START Data entries
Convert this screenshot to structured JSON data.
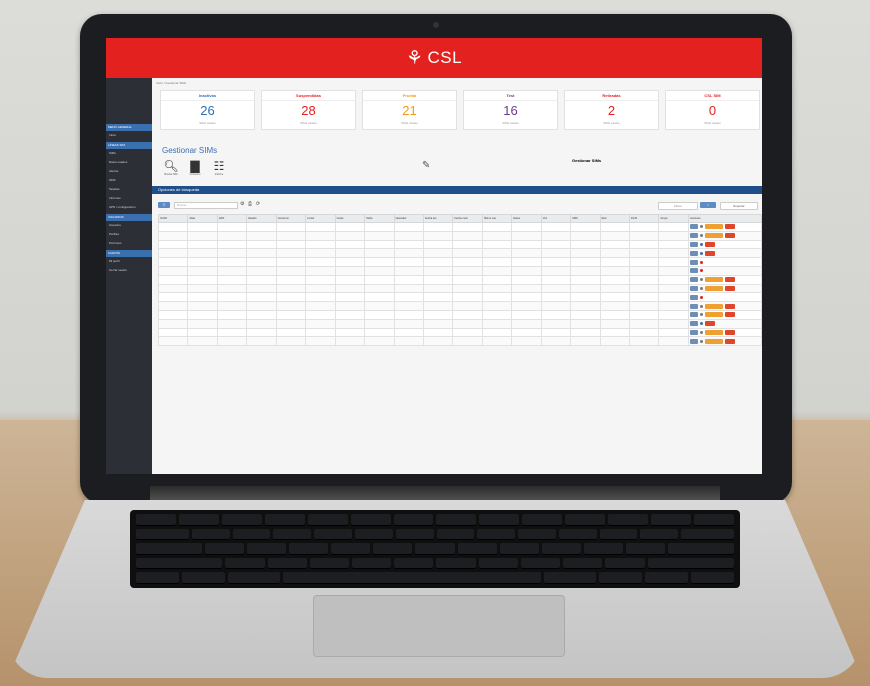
{
  "brand": {
    "logo_icon": "csl-logo-icon",
    "name": "CSL",
    "bar_color": "#e3221f"
  },
  "breadcrumb": "Inicio / Gestionar SIMs",
  "sidebar": {
    "sections": [
      {
        "label": "MENÚ GENERAL",
        "items": [
          "Inicio"
        ]
      },
      {
        "label": "LÍNEAS SIM",
        "items": [
          "SIMs",
          "Datos usados",
          "Alertas",
          "SMS",
          "Tarjetas",
          "Informes",
          "APN / configuración"
        ]
      },
      {
        "label": "USUARIOS",
        "items": [
          "Usuarios",
          "Perfiles",
          "Permisos"
        ]
      },
      {
        "label": "CUENTA",
        "items": [
          "Mi perfil",
          "Cerrar sesión"
        ]
      }
    ]
  },
  "stats": [
    {
      "label": "Inactivas",
      "value": "26",
      "sub": "SIMs totales",
      "color": "#2f6fb3"
    },
    {
      "label": "Suspendidas",
      "value": "28",
      "sub": "SIMs totales",
      "color": "#e3221f"
    },
    {
      "label": "Prueba",
      "value": "21",
      "sub": "SIMs totales",
      "color": "#f09a1a"
    },
    {
      "label": "Test",
      "value": "16",
      "sub": "SIMs totales",
      "color": "#6b3a8f"
    },
    {
      "label": "Retiradas",
      "value": "2",
      "sub": "SIMs totales",
      "color": "#e3221f"
    },
    {
      "label": "CSL SIM",
      "value": "0",
      "sub": "SIMs totales",
      "color": "#e3221f"
    }
  ],
  "page": {
    "title": "Gestionar SIMs",
    "section_title": "Opciones de búsqueda"
  },
  "tools": [
    {
      "icon": "search-icon",
      "label": "Buscar SIM"
    },
    {
      "icon": "chart-icon",
      "label": "Consumo"
    },
    {
      "icon": "document-icon",
      "label": "Informe"
    }
  ],
  "info": {
    "icon": "edit-icon",
    "title": "Gestionar SIMs",
    "text": ""
  },
  "controls": {
    "search_placeholder": "Buscar...",
    "filter_label": "Filtrar",
    "export_label": "Exportar"
  },
  "table": {
    "columns": [
      "ICCID",
      "Alias",
      "APN",
      "Estado",
      "Consumo",
      "Límite",
      "Coste",
      "Tarifa",
      "Operador",
      "Fecha act.",
      "Fecha mod.",
      "Último uso",
      "Datos",
      "Voz",
      "SMS",
      "Red",
      "Perfil",
      "Grupo",
      "Acciones"
    ],
    "rows": [
      {
        "status_color": "#7a7a7a",
        "orange": true,
        "red": true
      },
      {
        "status_color": "#7a7a7a",
        "orange": true,
        "red": true
      },
      {
        "status_color": "#3a6fb0",
        "orange": false,
        "red": true
      },
      {
        "status_color": "#3a6fb0",
        "orange": false,
        "red": true
      },
      {
        "status_color": "#e3221f",
        "orange": false,
        "red": false
      },
      {
        "status_color": "#e3221f",
        "orange": false,
        "red": false
      },
      {
        "status_color": "#7a7a7a",
        "orange": true,
        "red": true
      },
      {
        "status_color": "#7a7a7a",
        "orange": true,
        "red": true
      },
      {
        "status_color": "#e3221f",
        "orange": false,
        "red": false
      },
      {
        "status_color": "#7a7a7a",
        "orange": true,
        "red": true
      },
      {
        "status_color": "#7a7a7a",
        "orange": true,
        "red": true
      },
      {
        "status_color": "#3a6fb0",
        "orange": false,
        "red": true
      },
      {
        "status_color": "#7a7a7a",
        "orange": true,
        "red": true
      },
      {
        "status_color": "#7a7a7a",
        "orange": true,
        "red": true
      }
    ]
  }
}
END Data entries
-- Task prompt --
Reproduce the full material exactly, excluding the pictures.

-- The result --
Convert this screenshot to structured JSON data.
{
  "brand": {
    "logo_icon": "csl-logo-icon",
    "name": "CSL",
    "bar_color": "#e3221f"
  },
  "breadcrumb": "Inicio / Gestionar SIMs",
  "sidebar": {
    "sections": [
      {
        "label": "MENÚ GENERAL",
        "items": [
          "Inicio"
        ]
      },
      {
        "label": "LÍNEAS SIM",
        "items": [
          "SIMs",
          "Datos usados",
          "Alertas",
          "SMS",
          "Tarjetas",
          "Informes",
          "APN / configuración"
        ]
      },
      {
        "label": "USUARIOS",
        "items": [
          "Usuarios",
          "Perfiles",
          "Permisos"
        ]
      },
      {
        "label": "CUENTA",
        "items": [
          "Mi perfil",
          "Cerrar sesión"
        ]
      }
    ]
  },
  "stats": [
    {
      "label": "Inactivas",
      "value": "26",
      "sub": "SIMs totales",
      "color": "#2f6fb3"
    },
    {
      "label": "Suspendidas",
      "value": "28",
      "sub": "SIMs totales",
      "color": "#e3221f"
    },
    {
      "label": "Prueba",
      "value": "21",
      "sub": "SIMs totales",
      "color": "#f09a1a"
    },
    {
      "label": "Test",
      "value": "16",
      "sub": "SIMs totales",
      "color": "#6b3a8f"
    },
    {
      "label": "Retiradas",
      "value": "2",
      "sub": "SIMs totales",
      "color": "#e3221f"
    },
    {
      "label": "CSL SIM",
      "value": "0",
      "sub": "SIMs totales",
      "color": "#e3221f"
    }
  ],
  "page": {
    "title": "Gestionar SIMs",
    "section_title": "Opciones de búsqueda"
  },
  "tools": [
    {
      "icon": "search-icon",
      "label": "Buscar SIM"
    },
    {
      "icon": "chart-icon",
      "label": "Consumo"
    },
    {
      "icon": "document-icon",
      "label": "Informe"
    }
  ],
  "info": {
    "icon": "edit-icon",
    "title": "Gestionar SIMs",
    "text": ""
  },
  "controls": {
    "search_placeholder": "Buscar...",
    "filter_label": "Filtrar",
    "export_label": "Exportar"
  },
  "table": {
    "columns": [
      "ICCID",
      "Alias",
      "APN",
      "Estado",
      "Consumo",
      "Límite",
      "Coste",
      "Tarifa",
      "Operador",
      "Fecha act.",
      "Fecha mod.",
      "Último uso",
      "Datos",
      "Voz",
      "SMS",
      "Red",
      "Perfil",
      "Grupo",
      "Acciones"
    ],
    "rows": [
      {
        "status_color": "#7a7a7a",
        "orange": true,
        "red": true
      },
      {
        "status_color": "#7a7a7a",
        "orange": true,
        "red": true
      },
      {
        "status_color": "#3a6fb0",
        "orange": false,
        "red": true
      },
      {
        "status_color": "#3a6fb0",
        "orange": false,
        "red": true
      },
      {
        "status_color": "#e3221f",
        "orange": false,
        "red": false
      },
      {
        "status_color": "#e3221f",
        "orange": false,
        "red": false
      },
      {
        "status_color": "#7a7a7a",
        "orange": true,
        "red": true
      },
      {
        "status_color": "#7a7a7a",
        "orange": true,
        "red": true
      },
      {
        "status_color": "#e3221f",
        "orange": false,
        "red": false
      },
      {
        "status_color": "#7a7a7a",
        "orange": true,
        "red": true
      },
      {
        "status_color": "#7a7a7a",
        "orange": true,
        "red": true
      },
      {
        "status_color": "#3a6fb0",
        "orange": false,
        "red": true
      },
      {
        "status_color": "#7a7a7a",
        "orange": true,
        "red": true
      },
      {
        "status_color": "#7a7a7a",
        "orange": true,
        "red": true
      }
    ]
  }
}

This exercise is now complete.